» Extrait:
#####

Les sectes millénaristes (attendant la fin des temps) face à l’échec ont deux options : se dissoudre ou se solidifier via des mécanismes de protection et d’autorité. Le christianisme primitif choisit la seconde voie. Dès la fin du Ier siècle, on distingue des rôles : prédicateurs, prophètes, organisateurs administratifs ou spirituels. Les sociologues montrent que, dans les mouvements millénaristes, le démenti catalyse l’activité, poussant à surmonter l’échec par l’organisation.

Les conflits internes : Hébreux contre Hellénistes

Le Livre des Actes est quasiment la seule documentation sur les débuts du mouvement, mais, écrit un demi-siècle après les événements, il exige une lecture minutieuse. Les expressions comme “en ces jours-là” manquent de précision chronologique, et les chiffres (3000, 4000 convertis) sont aussi réels que “voir 36 chandelles” : symboliques. Les disciples sont dénommés diversement (“saints”, “partisans de la Voie”, “fidèles”, “disciples”), sans uniformité.

Malgré la présentation irénique de Luc (unanimité, harmonie), des tensions apparaissent. Actes 6,1 note que “le nombre des disciples augmentait, et les Hellénistes récriminaient contre les Hébreux parce que leurs veuves étaient oubliées dans le service quotidien.”
Qui sont ces Hébreux et Hellénistes ? Les Hébreux, parlant araméen/hébreu, sont associés aux apôtres (Pierre nommé “Kephas” en araméen). Les Hellénistes, influencés par la culture grecque, ne se limitent pas à parler grec ; ils représentent un christianisme se développant en Égypte, dans la diaspora araméenne, voire jusqu’aux Indes, fondé sur les paroles de Jésus.

Jérusalem est une cité judéo-hellénistique : 40 % des inscriptions sur 280 ossuaires sont en grec ; 15-20 % de la population (surtout femmes) ne parle pas araméen. Les Juifs hellénophones, souvent de la diaspora, s’installent à Jérusalem pour être près du Temple, lieu sacré où le Messie doit advenir. Ne pouvant suivre le culte en araméen, ils créent des communautés distinctes en grec (20-30 fidèles). Cela entraîne des tensions linguistiques et culturelles.

#####

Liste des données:
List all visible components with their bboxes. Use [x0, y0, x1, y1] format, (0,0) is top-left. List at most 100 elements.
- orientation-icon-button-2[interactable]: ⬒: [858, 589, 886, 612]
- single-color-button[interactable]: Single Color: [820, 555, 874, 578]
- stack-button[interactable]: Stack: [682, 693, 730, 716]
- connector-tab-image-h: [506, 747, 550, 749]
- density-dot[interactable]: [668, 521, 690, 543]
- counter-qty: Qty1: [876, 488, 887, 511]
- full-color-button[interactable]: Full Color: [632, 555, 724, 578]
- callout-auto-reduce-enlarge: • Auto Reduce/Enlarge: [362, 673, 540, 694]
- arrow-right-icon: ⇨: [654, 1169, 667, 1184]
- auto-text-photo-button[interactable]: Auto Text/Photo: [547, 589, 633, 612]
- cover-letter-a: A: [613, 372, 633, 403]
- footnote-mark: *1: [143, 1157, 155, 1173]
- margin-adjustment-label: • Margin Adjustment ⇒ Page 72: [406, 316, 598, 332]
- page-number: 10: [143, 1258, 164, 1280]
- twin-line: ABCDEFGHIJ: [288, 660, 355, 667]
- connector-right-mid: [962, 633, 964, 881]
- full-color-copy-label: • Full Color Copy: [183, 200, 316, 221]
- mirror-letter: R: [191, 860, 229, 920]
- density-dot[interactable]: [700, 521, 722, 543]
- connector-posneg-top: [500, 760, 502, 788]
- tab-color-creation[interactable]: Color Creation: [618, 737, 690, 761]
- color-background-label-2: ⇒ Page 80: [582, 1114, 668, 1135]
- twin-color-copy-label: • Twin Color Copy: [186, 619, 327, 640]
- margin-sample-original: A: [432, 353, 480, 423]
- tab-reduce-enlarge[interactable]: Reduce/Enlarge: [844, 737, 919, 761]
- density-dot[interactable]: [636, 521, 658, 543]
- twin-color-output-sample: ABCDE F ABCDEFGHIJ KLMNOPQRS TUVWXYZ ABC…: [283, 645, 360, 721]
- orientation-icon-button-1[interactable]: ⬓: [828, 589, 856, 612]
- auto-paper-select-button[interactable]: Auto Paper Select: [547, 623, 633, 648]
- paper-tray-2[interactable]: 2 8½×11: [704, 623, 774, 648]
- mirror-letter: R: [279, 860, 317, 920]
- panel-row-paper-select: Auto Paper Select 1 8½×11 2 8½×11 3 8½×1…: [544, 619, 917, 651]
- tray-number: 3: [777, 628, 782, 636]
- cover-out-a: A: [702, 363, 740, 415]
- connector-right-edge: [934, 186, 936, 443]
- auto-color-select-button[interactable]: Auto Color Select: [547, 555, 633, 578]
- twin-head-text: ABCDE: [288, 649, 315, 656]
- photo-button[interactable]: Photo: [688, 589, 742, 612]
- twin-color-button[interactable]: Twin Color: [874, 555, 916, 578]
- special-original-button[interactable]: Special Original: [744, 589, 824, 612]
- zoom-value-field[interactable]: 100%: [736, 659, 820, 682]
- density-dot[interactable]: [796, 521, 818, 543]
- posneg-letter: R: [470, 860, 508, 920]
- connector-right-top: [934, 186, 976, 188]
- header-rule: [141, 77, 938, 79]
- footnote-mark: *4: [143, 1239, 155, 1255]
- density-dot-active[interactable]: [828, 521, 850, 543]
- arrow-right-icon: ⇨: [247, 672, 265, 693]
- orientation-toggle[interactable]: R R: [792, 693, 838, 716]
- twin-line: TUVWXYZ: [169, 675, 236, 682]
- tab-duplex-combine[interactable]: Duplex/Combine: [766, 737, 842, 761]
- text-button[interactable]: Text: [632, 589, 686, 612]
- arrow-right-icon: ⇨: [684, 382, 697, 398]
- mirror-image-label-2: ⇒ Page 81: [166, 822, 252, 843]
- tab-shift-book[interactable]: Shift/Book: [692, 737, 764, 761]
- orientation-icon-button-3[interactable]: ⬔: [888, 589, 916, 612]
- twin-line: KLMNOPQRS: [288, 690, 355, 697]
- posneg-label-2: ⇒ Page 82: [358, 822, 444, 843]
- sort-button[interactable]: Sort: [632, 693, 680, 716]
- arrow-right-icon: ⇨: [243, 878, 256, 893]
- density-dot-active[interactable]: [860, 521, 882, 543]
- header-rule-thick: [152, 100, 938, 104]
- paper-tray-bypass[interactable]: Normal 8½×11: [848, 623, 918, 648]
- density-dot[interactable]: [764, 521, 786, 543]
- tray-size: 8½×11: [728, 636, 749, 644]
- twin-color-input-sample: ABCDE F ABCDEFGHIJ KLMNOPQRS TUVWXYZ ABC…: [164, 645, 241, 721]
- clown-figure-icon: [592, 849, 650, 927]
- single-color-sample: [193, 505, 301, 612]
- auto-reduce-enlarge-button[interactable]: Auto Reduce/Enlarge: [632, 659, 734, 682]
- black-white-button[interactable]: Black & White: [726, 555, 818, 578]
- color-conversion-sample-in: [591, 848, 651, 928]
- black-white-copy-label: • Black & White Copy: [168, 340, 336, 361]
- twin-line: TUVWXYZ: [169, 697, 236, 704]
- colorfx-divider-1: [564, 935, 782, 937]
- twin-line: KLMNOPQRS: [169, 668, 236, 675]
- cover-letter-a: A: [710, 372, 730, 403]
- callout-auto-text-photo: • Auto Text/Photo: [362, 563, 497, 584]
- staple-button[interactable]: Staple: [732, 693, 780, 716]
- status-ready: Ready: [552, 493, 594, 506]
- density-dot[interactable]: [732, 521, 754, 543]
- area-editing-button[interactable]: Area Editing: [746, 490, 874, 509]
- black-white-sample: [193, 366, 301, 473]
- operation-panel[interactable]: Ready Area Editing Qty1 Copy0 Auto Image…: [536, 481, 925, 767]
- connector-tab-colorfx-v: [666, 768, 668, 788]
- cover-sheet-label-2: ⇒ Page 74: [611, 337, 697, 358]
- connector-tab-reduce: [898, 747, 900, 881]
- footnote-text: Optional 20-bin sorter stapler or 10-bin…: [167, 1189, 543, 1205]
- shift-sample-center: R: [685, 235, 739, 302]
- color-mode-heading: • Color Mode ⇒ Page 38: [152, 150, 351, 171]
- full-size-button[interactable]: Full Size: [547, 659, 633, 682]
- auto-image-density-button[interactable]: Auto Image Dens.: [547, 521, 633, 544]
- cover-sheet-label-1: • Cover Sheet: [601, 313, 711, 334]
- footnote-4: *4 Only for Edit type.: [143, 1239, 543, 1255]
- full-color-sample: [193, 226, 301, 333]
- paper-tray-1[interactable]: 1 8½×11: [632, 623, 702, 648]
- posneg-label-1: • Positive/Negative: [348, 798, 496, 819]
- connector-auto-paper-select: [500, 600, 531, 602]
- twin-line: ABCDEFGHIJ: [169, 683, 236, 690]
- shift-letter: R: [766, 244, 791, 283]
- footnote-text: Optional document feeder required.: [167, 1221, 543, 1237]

#####

» Consigne A: Recopiez l'extrait sur le christianisme primitif en commençant par « Malgré la présentation » et en poursuivant jusqu'à « paroles de Jésus. ».
» Consigne B: D'après l'extrait sur le christianisme primitif, quelle part des inscriptions relevées sur 280 ossuaires de Jérusalem est rédigée en grec ?
» Consigne C: Prolongez l'extrait sur le christianisme primitif à partir de l'endroit où il s'arrête.

» Réponse rédigée A:
Malgré la présentation irénique de Luc (unanimité, harmonie), des tensions apparaissent. Actes 6,1 note que “le nombre des disciples augmentait, et les Hellénistes récriminaient contre les Hébreux parce que leurs veuves étaient oubliées dans le service quotidien.”
Qui sont ces Hébreux et Hellénistes ? Les Hébreux, parlant araméen/hébreu, sont associés aux apôtres (Pierre nommé “Kephas” en araméen). Les Hellénistes, influencés par la culture grecque, ne se limitent pas à parler grec ; ils représentent un christianisme se développant en Égypte, dans la diaspora araméenne, voire jusqu’aux Indes, fondé sur les paroles de Jésus.

» Réponse rédigée B: 40 % de ces inscriptions sont en grec.

» Réponse rédigée C:
Luc relate un conflit sur la distribution des secours aux veuves (chapitre 6) : les Hellénistes estiment leurs veuves négligées par rapport à celles des Hébreux. Sept diacres, dont Étienne et Nicolas (prosélyte païen converti au judaïsme), sont désignés pour le “service des tables” (diaconie, service social). Mais cela ne fonctionne pas bien ; la communauté n’est pas aussi harmonieuse que Luc le décrit. Inspiré de l’Ancien Testament, il présente une communauté idéale (“un corps, une âme, pas de pauvres”), mais des affrontements surgissent.

Luc hiérarchise deux mouvements parallèles : les Hébreux (fidèles au judaïsme, à la Loi) et les Hellénistes (Juifs libéraux, imprégnés de philosophie grecque, universalistes). Il projette une subordination à Jérusalem, mais les intervenants pensent à deux communautés distinctes : les Sept (leaders hellénistes) face aux Douze (leaders pétriniens). La famille de Jésus collabore peut-être occasionnellement, mais il ne faut pas accepter Luc sans esprit critique.

La crise (Actes 6) est probablement plus profonde qu’une question de distribution. Les tensions touchent l’application de la Loi de Moïse, essence du judaïsme. Les Hellénistes (Étienne) ont une vision libérale, les Hébreux sont prudents.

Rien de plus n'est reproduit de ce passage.